* **Directions**
Write the next part of the news report on Chauvin's trial, picking up after its final sentence.
── Extract ──
Chauvin, 45, has pleaded not guilty to second-degree unintentional murder, third-degree murder and second-degree manslaughter charges. The defense’s case is expected to last only a few days, and closing arguments are expected for next Monday, Cahill said Monday.
While the trial has focused on Chauvin and Floyd, the societal stakes of the high-profile case were made vividly clear when police shot and killed a Black man Sunday in the Minneapolis suburb of Brooklyn Center, just 10 miles from the courthouse where Chauvin is standing trial.
On Monday night, police fired tear gas and stun guns to disperse demonstrators defying a curfew outside the Brooklyn Center Police Department, while protesters threw “bottles, fireworks, bricks and other projectiles at public safety officials,” according to a tweet from Operation Safety Net.
Happy And Normal
Shawanda Hill, Floyd’s friend and a passenger in the vehicle when he was arrested last May, testified that Floyd was “happy, normal, talking, (and) alert” when she saw him at the Cup Foods corner store. He offered to give her a ride, so she got into the back passenger side of the vehicle he was driving.
Store employees came to the vehicle to discuss a suspected counterfeit $20 bill Floyd had used, but he was sleepy, hard to wake up and wasn’t that coherent, she testified. When police arrived to the vehicle, she again tried to wake up Floyd, she said.
“I kept saying, baby get up the police is here. So he looked, and we look to the right and the police tapped on the window with the flashlight,” she testified. “When he seen the man, the man had a gun at the window when he looked back to him. So he instantly grab the wheel, and he was like, ‘please please, don’t kill me! Don’t shoot me!'”
Floyd was “very” startled by the officer with his gun out, she said. He did not complain of shortness of breath or chest pains and was not acting abnormal, she testified.
Upon arrival, Chang was asked to watch over Floyd’s vehicle and keep tabs on the two passengers who had been with him, Hill and Morries Hall, according to more than 25 minutes of Chang’s body-camera footage played in court.
The three of them stood across the street from where Chauvin kneeled on Floyd and so only partially saw what was going on in front of Cup Foods.
“They got to push him in this car. He’s fighting to get out. What is he doing? Now he is going to jail,” Hill can be heard on the recording. “They still fighting him, ah man, what is he doing?”
In court, Chang testified that he heard the bystanders on scene yelling.
───
── Data provided ──
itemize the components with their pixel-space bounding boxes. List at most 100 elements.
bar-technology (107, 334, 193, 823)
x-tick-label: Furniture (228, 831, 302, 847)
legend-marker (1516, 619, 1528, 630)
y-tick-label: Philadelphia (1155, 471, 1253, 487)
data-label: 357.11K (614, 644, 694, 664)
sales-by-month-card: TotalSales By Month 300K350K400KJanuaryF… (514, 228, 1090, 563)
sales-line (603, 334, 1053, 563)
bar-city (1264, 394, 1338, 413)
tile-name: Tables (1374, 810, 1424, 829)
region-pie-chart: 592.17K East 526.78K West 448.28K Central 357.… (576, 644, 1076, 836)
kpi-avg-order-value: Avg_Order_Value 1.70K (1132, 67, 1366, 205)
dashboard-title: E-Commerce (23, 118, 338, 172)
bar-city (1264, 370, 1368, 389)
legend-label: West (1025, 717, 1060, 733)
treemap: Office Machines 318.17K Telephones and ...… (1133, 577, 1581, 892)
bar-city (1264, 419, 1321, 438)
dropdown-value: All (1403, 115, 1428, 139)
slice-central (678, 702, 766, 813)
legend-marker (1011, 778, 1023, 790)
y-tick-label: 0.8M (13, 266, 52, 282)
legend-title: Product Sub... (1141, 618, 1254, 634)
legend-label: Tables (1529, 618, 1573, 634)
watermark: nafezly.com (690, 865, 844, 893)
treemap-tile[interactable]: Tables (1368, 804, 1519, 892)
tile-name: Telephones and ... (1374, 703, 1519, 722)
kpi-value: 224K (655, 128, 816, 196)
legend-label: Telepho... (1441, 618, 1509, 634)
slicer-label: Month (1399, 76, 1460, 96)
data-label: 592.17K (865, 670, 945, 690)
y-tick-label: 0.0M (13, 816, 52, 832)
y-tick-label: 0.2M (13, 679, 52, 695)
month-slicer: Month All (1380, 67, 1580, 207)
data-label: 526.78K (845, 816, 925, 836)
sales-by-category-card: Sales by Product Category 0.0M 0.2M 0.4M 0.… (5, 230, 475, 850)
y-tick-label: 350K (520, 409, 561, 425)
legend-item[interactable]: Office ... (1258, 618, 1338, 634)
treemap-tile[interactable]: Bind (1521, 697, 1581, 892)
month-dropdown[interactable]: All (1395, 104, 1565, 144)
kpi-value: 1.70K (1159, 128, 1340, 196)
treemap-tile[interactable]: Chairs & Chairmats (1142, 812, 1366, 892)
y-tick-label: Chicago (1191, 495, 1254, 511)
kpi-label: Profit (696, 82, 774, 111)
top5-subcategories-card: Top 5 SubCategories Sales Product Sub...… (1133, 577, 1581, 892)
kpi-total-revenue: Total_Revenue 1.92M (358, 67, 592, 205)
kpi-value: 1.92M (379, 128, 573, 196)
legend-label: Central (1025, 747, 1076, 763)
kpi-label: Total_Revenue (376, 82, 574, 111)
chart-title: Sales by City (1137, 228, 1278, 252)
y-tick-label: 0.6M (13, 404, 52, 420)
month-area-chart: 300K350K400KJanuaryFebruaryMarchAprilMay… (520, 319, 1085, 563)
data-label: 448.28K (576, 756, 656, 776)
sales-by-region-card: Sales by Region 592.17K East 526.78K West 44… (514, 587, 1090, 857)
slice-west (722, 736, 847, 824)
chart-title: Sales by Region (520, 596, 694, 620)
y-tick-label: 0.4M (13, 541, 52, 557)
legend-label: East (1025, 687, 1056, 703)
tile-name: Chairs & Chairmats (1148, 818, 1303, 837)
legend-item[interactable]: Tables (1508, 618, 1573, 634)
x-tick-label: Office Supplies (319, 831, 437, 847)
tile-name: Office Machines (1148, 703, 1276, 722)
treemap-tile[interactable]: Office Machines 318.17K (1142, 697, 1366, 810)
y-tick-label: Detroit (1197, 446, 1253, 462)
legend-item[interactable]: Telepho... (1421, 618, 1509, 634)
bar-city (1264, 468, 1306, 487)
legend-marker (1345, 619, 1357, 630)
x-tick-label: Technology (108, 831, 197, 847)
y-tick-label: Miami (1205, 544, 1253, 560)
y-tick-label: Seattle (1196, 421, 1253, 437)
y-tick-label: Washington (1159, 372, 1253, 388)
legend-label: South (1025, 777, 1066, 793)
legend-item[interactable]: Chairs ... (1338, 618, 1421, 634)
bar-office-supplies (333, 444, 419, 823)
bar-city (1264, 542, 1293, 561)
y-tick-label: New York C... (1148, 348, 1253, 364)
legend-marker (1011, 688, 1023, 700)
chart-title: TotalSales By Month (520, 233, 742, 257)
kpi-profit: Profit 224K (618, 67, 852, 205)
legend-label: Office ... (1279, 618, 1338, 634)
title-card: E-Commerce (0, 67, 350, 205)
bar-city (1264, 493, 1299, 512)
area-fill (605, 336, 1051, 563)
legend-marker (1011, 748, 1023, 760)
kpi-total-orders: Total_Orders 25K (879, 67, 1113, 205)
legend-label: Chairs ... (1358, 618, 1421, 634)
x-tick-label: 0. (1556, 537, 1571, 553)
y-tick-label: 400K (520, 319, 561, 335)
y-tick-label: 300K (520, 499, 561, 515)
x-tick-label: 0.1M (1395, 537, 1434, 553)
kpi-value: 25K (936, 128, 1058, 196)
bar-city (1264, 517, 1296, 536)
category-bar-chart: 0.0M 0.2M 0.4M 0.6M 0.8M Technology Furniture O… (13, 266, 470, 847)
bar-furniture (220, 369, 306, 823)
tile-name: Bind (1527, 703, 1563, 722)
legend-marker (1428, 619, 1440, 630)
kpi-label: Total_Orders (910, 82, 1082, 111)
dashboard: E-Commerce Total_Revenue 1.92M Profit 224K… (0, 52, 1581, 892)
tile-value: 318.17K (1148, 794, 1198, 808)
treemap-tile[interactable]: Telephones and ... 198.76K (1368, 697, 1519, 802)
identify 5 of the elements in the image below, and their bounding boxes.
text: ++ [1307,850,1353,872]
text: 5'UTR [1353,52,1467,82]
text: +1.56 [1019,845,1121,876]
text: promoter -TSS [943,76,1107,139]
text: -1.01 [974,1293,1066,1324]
───
* **Reply to the exercise**
“The crowd was becoming loud and aggressive, a lot of yelling across the street,” he said. “I was concerned for the officers’ safety too, so I kept an eye on the officers and the car and individuals.”
On cross examination, Chang noted to prosecutor Matthew Frank that when he arrived, he heard on the radio “code four,” which indicated the scene was safe.
Floyd was seated on the sidewalk before officers tried to put him in the police car, and Chang told jurors during that time Floyd was peaceful and not agitated. Floyd gave his date of birth and full name to officers, he said.
Delirium
A Minneapolis Police officer and medical support coordinator who previously testified for the prosecution retook the stand to discuss how officers are trained to treat excited delirium.
Officer Nicole Mackenzie testified that excited delirium is a condition with a variety of conditions, including psychosis, agitated delirium, superhuman strength and hypothermia. She said officers dealing with excited delirium are trained to get more resources, physically restrain the suspect and call for emergency help because they can quickly go into cardiac arrest.
On cross-examination, Mackenzie testified that one of the things that officers are told to do during training is to roll suspects on their sides because excited delirium can compromise breathing.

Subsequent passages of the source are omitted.